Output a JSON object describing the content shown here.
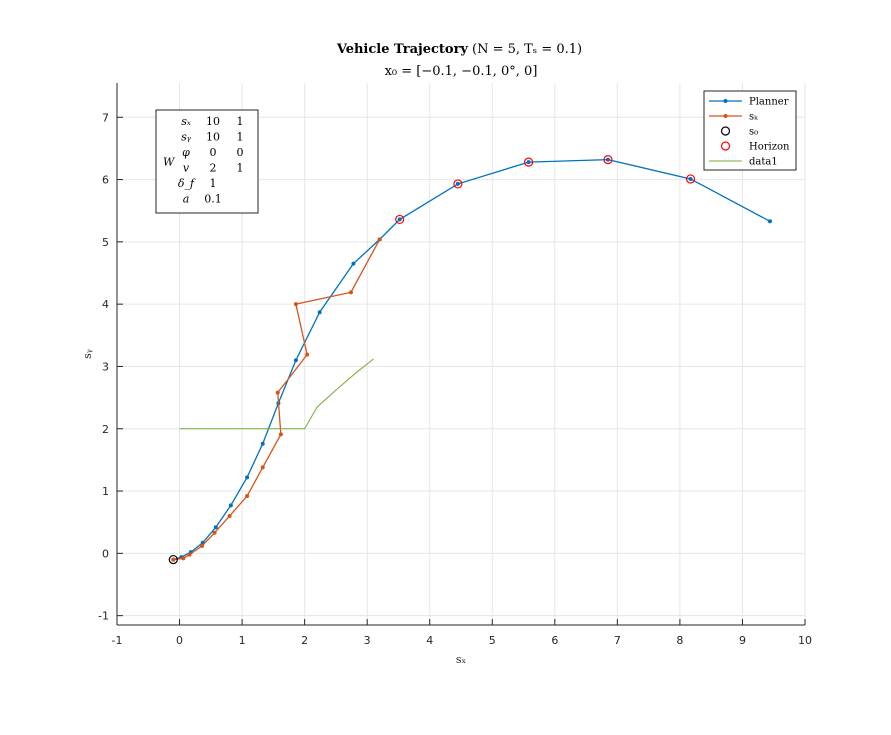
{
  "chart_data": {
    "type": "line",
    "title": "Vehicle Trajectory (N = 5, T_s = 0.1)",
    "title_main": "Vehicle Trajectory",
    "title_params": "(N = 5, Tₛ = 0.1)",
    "subtitle": "x₀ = [−0.1, −0.1, 0°, 0]",
    "xlabel": "sₓ",
    "ylabel": "sᵧ",
    "xlim": [
      -1,
      10
    ],
    "ylim": [
      -1.15,
      7.55
    ],
    "xticks": [
      -1,
      0,
      1,
      2,
      3,
      4,
      5,
      6,
      7,
      8,
      9,
      10
    ],
    "yticks": [
      -1,
      0,
      1,
      2,
      3,
      4,
      5,
      6,
      7
    ],
    "grid": true,
    "legend_position": "top-right",
    "series": [
      {
        "name": "Planner",
        "color": "#0072BD",
        "marker": "dot",
        "x": [
          -0.1,
          0.03,
          0.18,
          0.37,
          0.58,
          0.82,
          1.08,
          1.33,
          1.58,
          1.86,
          2.24,
          2.78,
          3.2,
          3.52,
          4.45,
          5.58,
          6.85,
          8.17,
          9.44
        ],
        "y": [
          -0.1,
          -0.06,
          0.02,
          0.17,
          0.42,
          0.77,
          1.22,
          1.76,
          2.41,
          3.1,
          3.87,
          4.65,
          5.04,
          5.36,
          5.93,
          6.28,
          6.32,
          6.01,
          5.33
        ]
      },
      {
        "name": "s_k",
        "color": "#D95319",
        "marker": "dot",
        "x": [
          -0.1,
          0.06,
          0.16,
          0.36,
          0.56,
          0.8,
          1.08,
          1.33,
          1.62,
          1.57,
          2.04,
          1.86,
          2.74,
          3.2
        ],
        "y": [
          -0.1,
          -0.08,
          -0.02,
          0.12,
          0.33,
          0.6,
          0.92,
          1.38,
          1.91,
          2.58,
          3.19,
          4.0,
          4.19,
          5.04
        ]
      },
      {
        "name": "s_0",
        "color": "#000000",
        "marker": "open-circle",
        "x": [
          -0.1
        ],
        "y": [
          -0.1
        ]
      },
      {
        "name": "Horizon",
        "color": "#FF0000",
        "marker": "open-circle",
        "x": [
          3.52,
          4.45,
          5.58,
          6.85,
          8.17
        ],
        "y": [
          5.36,
          5.93,
          6.28,
          6.32,
          6.01
        ]
      },
      {
        "name": "data1",
        "color": "#77AC30",
        "marker": "none",
        "x": [
          0.0,
          1.5,
          2.0,
          2.2,
          2.5,
          2.8,
          3.1
        ],
        "y": [
          2.0,
          2.0,
          2.0,
          2.35,
          2.62,
          2.88,
          3.12
        ]
      }
    ],
    "legend_labels": [
      "Planner",
      "sₖ",
      "s₀",
      "Horizon",
      "data1"
    ],
    "annotation": {
      "label": "W",
      "rows": [
        [
          "sₓ",
          "10",
          "1"
        ],
        [
          "sᵧ",
          "10",
          "1"
        ],
        [
          "φ",
          "0",
          "0"
        ],
        [
          "v",
          "2",
          "1"
        ],
        [
          "δ_f",
          "1",
          ""
        ],
        [
          "a",
          "0.1",
          ""
        ]
      ]
    }
  }
}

#### GOAL
In this exercise, set down all of the data exactly, without the pictures.

#### FINAL RESULT
Output a JSON object describing the content shown here.
{
  "chart_data": {
    "type": "line",
    "title": "Vehicle Trajectory (N = 5, T_s = 0.1)",
    "title_main": "Vehicle Trajectory",
    "title_params": "(N = 5, Tₛ = 0.1)",
    "subtitle": "x₀ = [−0.1, −0.1, 0°, 0]",
    "xlabel": "sₓ",
    "ylabel": "sᵧ",
    "xlim": [
      -1,
      10
    ],
    "ylim": [
      -1.15,
      7.55
    ],
    "xticks": [
      -1,
      0,
      1,
      2,
      3,
      4,
      5,
      6,
      7,
      8,
      9,
      10
    ],
    "yticks": [
      -1,
      0,
      1,
      2,
      3,
      4,
      5,
      6,
      7
    ],
    "grid": true,
    "legend_position": "top-right",
    "series": [
      {
        "name": "Planner",
        "color": "#0072BD",
        "marker": "dot",
        "x": [
          -0.1,
          0.03,
          0.18,
          0.37,
          0.58,
          0.82,
          1.08,
          1.33,
          1.58,
          1.86,
          2.24,
          2.78,
          3.2,
          3.52,
          4.45,
          5.58,
          6.85,
          8.17,
          9.44
        ],
        "y": [
          -0.1,
          -0.06,
          0.02,
          0.17,
          0.42,
          0.77,
          1.22,
          1.76,
          2.41,
          3.1,
          3.87,
          4.65,
          5.04,
          5.36,
          5.93,
          6.28,
          6.32,
          6.01,
          5.33
        ]
      },
      {
        "name": "s_k",
        "color": "#D95319",
        "marker": "dot",
        "x": [
          -0.1,
          0.06,
          0.16,
          0.36,
          0.56,
          0.8,
          1.08,
          1.33,
          1.62,
          1.57,
          2.04,
          1.86,
          2.74,
          3.2
        ],
        "y": [
          -0.1,
          -0.08,
          -0.02,
          0.12,
          0.33,
          0.6,
          0.92,
          1.38,
          1.91,
          2.58,
          3.19,
          4.0,
          4.19,
          5.04
        ]
      },
      {
        "name": "s_0",
        "color": "#000000",
        "marker": "open-circle",
        "x": [
          -0.1
        ],
        "y": [
          -0.1
        ]
      },
      {
        "name": "Horizon",
        "color": "#FF0000",
        "marker": "open-circle",
        "x": [
          3.52,
          4.45,
          5.58,
          6.85,
          8.17
        ],
        "y": [
          5.36,
          5.93,
          6.28,
          6.32,
          6.01
        ]
      },
      {
        "name": "data1",
        "color": "#77AC30",
        "marker": "none",
        "x": [
          0.0,
          1.5,
          2.0,
          2.2,
          2.5,
          2.8,
          3.1
        ],
        "y": [
          2.0,
          2.0,
          2.0,
          2.35,
          2.62,
          2.88,
          3.12
        ]
      }
    ],
    "legend_labels": [
      "Planner",
      "sₖ",
      "s₀",
      "Horizon",
      "data1"
    ],
    "annotation": {
      "label": "W",
      "rows": [
        [
          "sₓ",
          "10",
          "1"
        ],
        [
          "sᵧ",
          "10",
          "1"
        ],
        [
          "φ",
          "0",
          "0"
        ],
        [
          "v",
          "2",
          "1"
        ],
        [
          "δ_f",
          "1",
          ""
        ],
        [
          "a",
          "0.1",
          ""
        ]
      ]
    }
  }
}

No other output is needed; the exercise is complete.